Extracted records

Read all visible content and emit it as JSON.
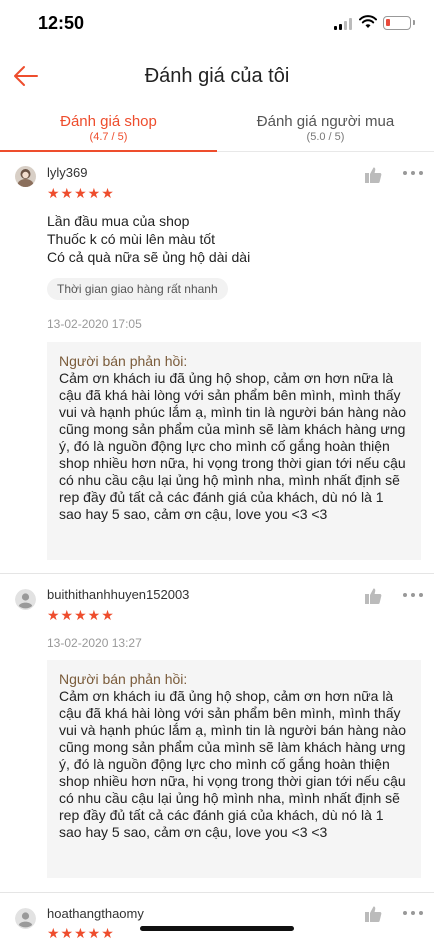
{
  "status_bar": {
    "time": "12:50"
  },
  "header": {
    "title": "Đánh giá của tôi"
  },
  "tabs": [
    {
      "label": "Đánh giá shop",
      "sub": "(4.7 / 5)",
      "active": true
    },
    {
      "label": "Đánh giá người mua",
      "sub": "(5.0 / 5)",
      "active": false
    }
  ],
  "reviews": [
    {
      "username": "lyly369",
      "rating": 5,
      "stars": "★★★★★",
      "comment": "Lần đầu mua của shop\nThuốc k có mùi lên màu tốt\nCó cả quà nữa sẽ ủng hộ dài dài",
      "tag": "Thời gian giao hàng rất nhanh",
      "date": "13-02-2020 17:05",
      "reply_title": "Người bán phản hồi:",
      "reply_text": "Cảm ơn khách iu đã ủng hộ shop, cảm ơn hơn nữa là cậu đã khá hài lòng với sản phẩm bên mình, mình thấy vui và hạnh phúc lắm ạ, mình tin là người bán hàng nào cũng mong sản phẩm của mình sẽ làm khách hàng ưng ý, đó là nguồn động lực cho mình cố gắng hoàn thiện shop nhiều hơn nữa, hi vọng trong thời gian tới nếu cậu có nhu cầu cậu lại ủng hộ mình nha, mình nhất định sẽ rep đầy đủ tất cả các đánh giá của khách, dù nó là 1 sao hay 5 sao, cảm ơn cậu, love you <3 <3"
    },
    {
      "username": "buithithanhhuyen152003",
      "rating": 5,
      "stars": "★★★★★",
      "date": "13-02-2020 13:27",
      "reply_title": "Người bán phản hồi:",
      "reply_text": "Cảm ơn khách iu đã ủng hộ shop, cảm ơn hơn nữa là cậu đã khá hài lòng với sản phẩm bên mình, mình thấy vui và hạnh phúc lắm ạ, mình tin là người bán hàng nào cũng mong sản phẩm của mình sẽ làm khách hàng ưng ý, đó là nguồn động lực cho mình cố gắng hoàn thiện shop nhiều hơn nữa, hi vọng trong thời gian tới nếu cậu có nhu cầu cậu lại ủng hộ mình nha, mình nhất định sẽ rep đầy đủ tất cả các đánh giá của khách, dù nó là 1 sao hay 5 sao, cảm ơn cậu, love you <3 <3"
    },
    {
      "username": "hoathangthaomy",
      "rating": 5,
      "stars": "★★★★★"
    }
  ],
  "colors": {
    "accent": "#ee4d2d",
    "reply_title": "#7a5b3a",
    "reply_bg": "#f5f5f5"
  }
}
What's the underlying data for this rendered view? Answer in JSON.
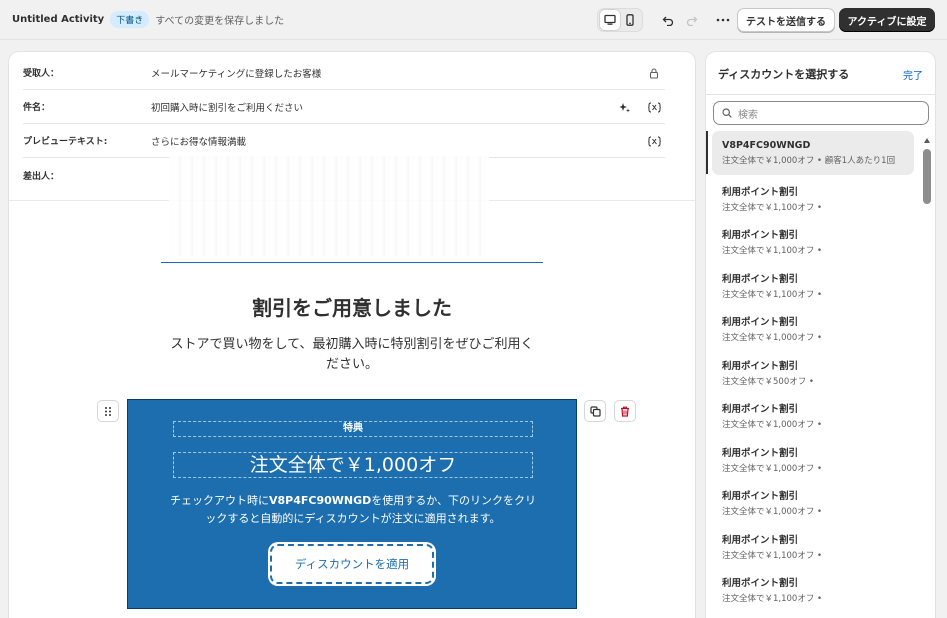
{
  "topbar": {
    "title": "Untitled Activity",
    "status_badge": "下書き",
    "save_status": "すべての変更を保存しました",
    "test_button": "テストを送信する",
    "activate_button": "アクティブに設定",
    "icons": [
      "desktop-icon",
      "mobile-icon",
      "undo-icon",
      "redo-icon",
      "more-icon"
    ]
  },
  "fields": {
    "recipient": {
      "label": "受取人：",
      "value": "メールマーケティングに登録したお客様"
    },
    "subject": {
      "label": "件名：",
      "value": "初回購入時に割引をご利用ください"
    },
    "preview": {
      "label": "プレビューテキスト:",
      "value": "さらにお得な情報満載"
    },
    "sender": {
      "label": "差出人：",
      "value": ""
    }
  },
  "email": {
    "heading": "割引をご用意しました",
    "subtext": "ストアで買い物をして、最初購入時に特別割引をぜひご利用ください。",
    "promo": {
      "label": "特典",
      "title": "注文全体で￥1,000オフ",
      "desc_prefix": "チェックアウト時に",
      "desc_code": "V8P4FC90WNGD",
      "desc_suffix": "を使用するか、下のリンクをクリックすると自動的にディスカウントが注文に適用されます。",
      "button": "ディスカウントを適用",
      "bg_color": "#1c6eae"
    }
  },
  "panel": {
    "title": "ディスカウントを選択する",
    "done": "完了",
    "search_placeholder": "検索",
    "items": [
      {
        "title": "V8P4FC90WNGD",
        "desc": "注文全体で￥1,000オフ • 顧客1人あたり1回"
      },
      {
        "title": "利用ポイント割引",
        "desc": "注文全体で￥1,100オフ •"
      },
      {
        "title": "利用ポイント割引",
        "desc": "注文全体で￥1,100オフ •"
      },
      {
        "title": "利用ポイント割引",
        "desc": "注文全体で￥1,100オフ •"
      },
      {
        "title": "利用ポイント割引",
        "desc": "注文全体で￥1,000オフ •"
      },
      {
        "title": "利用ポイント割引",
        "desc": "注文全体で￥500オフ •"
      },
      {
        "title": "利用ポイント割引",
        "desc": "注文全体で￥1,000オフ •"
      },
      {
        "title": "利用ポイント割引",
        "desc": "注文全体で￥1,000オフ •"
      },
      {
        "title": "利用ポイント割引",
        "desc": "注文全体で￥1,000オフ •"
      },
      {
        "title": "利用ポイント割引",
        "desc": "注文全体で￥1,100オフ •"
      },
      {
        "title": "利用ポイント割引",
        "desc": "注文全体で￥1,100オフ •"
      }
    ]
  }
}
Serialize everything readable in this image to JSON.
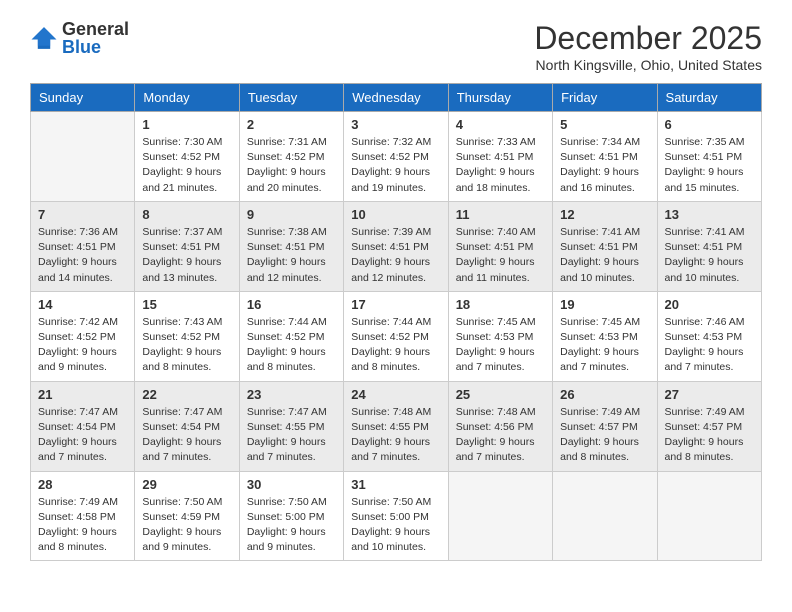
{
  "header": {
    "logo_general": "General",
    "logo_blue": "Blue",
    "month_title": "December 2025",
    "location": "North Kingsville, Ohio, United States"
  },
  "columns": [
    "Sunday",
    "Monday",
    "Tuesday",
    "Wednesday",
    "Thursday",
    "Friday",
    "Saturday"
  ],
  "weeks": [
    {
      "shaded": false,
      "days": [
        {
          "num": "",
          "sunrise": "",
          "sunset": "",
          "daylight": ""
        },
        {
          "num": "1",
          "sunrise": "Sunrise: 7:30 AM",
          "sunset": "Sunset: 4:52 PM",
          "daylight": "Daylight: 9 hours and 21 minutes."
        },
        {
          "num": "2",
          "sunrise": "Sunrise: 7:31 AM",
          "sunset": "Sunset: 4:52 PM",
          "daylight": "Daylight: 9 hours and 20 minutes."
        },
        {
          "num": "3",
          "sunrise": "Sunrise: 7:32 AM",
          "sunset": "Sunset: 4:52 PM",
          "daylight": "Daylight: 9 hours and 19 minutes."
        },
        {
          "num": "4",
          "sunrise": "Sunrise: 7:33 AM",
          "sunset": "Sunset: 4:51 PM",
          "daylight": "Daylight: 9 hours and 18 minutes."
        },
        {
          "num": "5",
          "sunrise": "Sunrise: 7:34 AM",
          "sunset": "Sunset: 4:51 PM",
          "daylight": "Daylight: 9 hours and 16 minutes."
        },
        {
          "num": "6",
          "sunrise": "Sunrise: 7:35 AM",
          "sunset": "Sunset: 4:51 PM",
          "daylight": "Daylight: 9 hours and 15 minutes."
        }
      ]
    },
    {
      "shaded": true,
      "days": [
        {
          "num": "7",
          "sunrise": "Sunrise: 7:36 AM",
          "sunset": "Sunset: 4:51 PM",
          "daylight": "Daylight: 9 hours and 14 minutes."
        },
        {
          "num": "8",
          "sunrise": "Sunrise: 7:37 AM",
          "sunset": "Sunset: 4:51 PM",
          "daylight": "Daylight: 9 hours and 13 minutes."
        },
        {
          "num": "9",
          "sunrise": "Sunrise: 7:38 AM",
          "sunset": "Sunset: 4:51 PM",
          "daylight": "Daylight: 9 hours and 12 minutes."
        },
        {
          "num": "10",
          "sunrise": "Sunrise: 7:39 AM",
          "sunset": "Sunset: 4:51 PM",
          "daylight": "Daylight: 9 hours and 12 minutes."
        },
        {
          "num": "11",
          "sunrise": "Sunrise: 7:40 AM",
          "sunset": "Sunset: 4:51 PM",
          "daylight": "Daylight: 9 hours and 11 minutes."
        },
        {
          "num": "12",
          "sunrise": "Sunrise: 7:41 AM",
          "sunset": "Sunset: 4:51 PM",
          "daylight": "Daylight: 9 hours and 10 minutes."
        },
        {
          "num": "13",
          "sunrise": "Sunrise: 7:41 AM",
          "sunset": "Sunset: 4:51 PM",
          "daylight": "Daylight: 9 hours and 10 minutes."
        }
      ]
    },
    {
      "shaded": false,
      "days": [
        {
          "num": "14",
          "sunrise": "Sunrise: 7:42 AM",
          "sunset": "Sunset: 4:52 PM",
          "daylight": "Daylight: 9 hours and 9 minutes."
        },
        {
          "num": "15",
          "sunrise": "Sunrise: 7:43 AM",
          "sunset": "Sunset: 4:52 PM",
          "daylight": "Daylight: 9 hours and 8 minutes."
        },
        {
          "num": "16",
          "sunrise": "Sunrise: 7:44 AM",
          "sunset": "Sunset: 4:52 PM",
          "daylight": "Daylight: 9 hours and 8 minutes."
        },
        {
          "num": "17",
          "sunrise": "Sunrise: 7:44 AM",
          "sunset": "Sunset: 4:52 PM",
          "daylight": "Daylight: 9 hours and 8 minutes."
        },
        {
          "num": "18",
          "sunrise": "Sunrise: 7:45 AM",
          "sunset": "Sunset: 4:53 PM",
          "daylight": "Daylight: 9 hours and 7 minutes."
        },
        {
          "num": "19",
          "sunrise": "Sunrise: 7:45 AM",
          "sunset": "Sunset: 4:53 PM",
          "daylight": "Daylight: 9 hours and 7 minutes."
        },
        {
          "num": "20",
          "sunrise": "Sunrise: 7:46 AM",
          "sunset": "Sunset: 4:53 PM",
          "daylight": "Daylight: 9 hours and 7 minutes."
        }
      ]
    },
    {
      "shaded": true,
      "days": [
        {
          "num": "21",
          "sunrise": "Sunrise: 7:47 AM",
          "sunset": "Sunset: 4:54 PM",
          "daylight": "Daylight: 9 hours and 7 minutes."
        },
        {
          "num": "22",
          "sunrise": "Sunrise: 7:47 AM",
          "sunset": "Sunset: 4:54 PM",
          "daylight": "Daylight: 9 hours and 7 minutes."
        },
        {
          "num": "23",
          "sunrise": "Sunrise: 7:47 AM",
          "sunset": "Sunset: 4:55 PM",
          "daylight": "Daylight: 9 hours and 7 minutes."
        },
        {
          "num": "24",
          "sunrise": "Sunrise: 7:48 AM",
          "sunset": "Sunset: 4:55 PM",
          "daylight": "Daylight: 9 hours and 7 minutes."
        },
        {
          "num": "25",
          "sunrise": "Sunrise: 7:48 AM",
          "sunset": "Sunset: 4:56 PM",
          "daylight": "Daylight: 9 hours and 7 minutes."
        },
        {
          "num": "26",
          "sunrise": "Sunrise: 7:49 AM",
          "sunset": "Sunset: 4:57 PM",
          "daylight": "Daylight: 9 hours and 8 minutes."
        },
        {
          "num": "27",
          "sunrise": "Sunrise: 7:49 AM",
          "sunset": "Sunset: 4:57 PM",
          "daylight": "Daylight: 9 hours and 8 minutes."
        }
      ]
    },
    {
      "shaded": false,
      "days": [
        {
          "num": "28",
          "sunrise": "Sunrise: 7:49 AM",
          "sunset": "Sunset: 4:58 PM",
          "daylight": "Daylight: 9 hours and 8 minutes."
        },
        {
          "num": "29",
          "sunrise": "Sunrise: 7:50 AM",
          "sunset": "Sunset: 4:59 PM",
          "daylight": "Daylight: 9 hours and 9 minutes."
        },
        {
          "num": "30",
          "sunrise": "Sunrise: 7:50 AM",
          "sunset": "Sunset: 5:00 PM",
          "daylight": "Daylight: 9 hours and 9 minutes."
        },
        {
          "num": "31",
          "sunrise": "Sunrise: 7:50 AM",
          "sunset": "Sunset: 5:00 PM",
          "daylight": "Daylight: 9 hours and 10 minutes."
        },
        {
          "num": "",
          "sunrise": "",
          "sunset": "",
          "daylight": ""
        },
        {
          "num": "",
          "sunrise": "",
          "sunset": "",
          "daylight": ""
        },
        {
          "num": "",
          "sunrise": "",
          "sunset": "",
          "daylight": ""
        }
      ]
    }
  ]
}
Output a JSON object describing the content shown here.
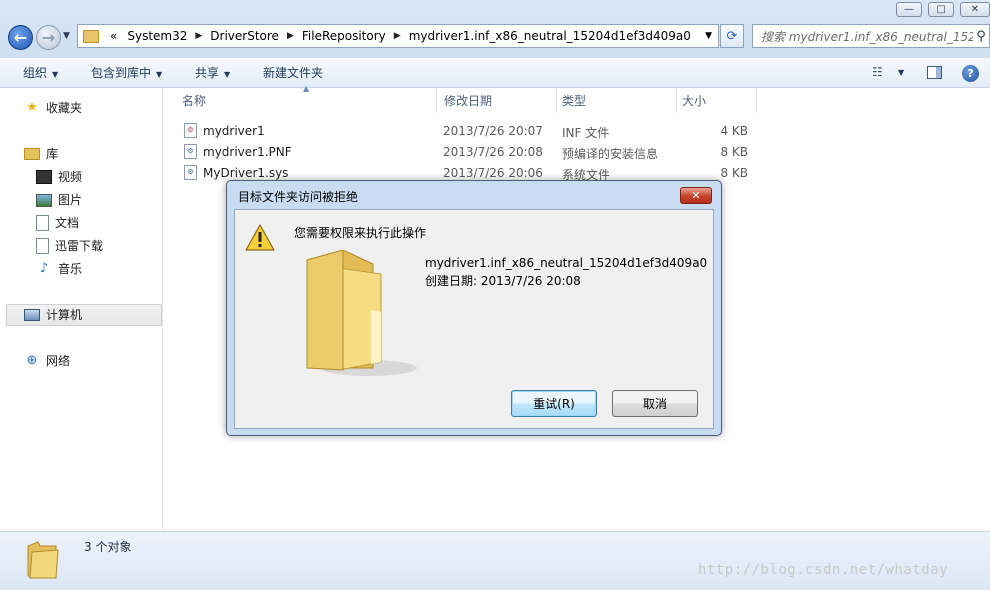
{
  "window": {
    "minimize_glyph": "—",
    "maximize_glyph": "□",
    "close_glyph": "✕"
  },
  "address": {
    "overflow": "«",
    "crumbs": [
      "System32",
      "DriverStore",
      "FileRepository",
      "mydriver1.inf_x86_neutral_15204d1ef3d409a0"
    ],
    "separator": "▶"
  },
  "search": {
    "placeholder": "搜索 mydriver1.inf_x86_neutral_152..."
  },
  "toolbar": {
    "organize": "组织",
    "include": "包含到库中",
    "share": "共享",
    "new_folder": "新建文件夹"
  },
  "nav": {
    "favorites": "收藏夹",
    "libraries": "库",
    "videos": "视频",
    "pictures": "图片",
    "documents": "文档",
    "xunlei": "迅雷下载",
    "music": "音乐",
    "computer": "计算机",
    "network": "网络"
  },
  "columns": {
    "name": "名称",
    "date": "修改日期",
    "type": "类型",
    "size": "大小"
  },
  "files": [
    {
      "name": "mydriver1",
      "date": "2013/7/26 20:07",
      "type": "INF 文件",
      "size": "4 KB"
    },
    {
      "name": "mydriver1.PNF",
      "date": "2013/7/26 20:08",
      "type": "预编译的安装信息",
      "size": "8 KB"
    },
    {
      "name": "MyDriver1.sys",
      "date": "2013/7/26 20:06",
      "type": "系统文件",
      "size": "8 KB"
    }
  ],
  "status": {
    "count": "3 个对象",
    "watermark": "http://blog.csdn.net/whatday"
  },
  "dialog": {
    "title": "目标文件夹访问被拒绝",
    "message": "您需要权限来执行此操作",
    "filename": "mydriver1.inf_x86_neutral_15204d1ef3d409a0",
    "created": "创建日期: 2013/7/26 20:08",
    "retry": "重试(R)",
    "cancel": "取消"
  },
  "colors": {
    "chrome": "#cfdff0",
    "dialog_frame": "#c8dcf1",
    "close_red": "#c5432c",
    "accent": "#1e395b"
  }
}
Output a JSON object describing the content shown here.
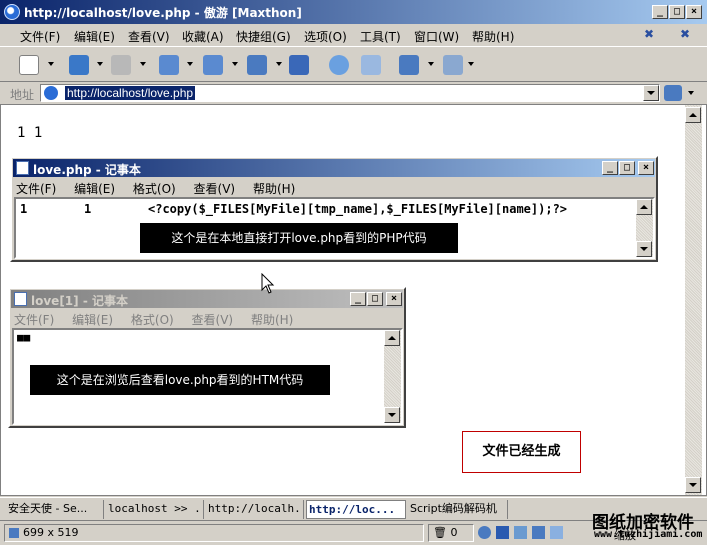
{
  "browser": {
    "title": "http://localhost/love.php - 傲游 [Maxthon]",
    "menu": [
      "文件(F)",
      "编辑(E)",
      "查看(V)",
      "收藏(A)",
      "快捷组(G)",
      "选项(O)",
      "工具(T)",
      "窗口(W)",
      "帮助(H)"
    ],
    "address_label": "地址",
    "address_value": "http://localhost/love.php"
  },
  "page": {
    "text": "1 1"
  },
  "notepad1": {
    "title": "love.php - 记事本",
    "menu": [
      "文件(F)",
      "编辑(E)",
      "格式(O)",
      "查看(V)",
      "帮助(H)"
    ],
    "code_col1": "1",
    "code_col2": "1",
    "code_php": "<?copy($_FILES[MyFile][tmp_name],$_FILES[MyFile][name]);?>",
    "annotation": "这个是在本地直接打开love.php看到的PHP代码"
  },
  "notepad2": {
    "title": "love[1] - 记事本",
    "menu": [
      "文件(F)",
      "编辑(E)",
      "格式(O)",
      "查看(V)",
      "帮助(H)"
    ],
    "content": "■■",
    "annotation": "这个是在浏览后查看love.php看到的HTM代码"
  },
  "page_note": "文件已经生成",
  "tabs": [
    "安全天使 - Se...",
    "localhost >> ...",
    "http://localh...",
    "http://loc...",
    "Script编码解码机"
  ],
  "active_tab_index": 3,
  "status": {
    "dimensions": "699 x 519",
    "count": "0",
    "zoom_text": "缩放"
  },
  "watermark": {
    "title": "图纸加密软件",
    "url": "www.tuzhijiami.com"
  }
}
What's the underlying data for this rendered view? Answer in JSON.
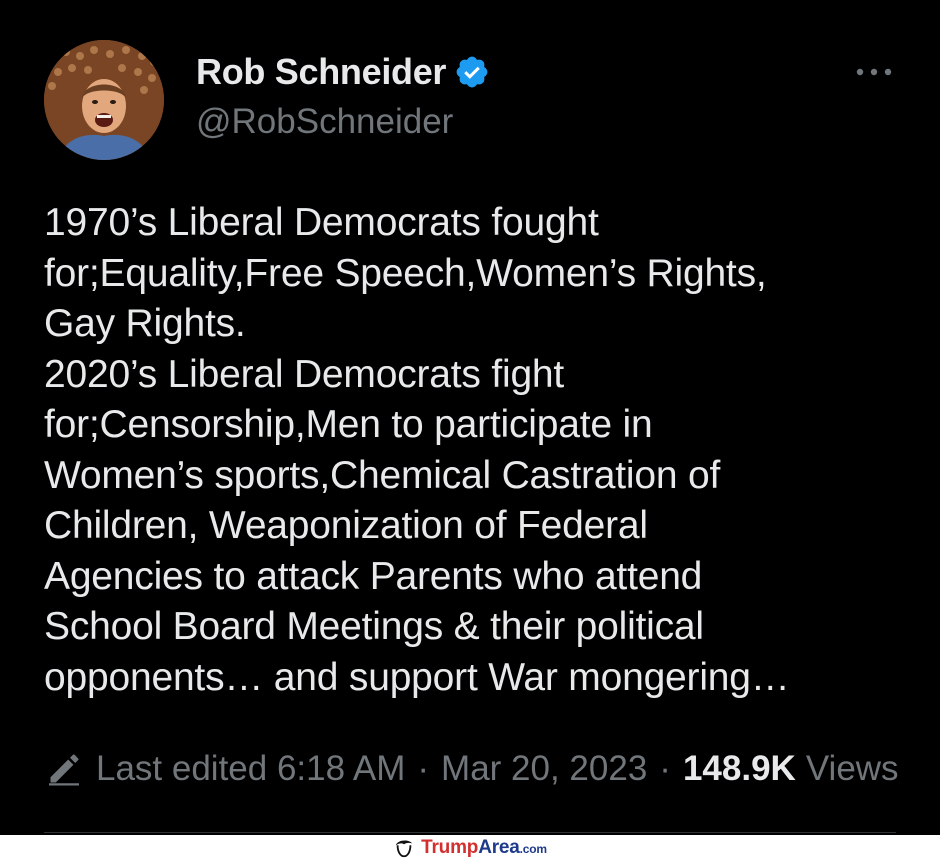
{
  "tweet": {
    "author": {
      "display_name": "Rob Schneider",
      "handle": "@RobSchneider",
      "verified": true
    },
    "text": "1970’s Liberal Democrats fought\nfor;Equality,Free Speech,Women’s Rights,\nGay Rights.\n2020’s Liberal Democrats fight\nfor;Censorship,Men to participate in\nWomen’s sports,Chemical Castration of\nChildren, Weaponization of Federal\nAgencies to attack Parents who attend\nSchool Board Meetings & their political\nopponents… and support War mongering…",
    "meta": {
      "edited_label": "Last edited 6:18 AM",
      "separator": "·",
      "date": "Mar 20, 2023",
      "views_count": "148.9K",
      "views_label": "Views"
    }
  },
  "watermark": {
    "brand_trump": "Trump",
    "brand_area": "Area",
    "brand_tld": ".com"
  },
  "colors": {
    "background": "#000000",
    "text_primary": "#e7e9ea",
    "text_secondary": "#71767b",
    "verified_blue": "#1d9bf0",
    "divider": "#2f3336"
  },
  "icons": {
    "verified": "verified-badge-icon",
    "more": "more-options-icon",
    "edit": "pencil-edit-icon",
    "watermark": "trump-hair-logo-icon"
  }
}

TO DO =
Find and copy each line above that includes the string "http".

RESULT =
    "watermark": "http://blog.csdn.net/whatday"
    "title": "http://localhost/love.php - 傲游 [Maxthon]",
    "address_value": "http://localhost/love.php"
    "http://localh...",
    "http://loc...",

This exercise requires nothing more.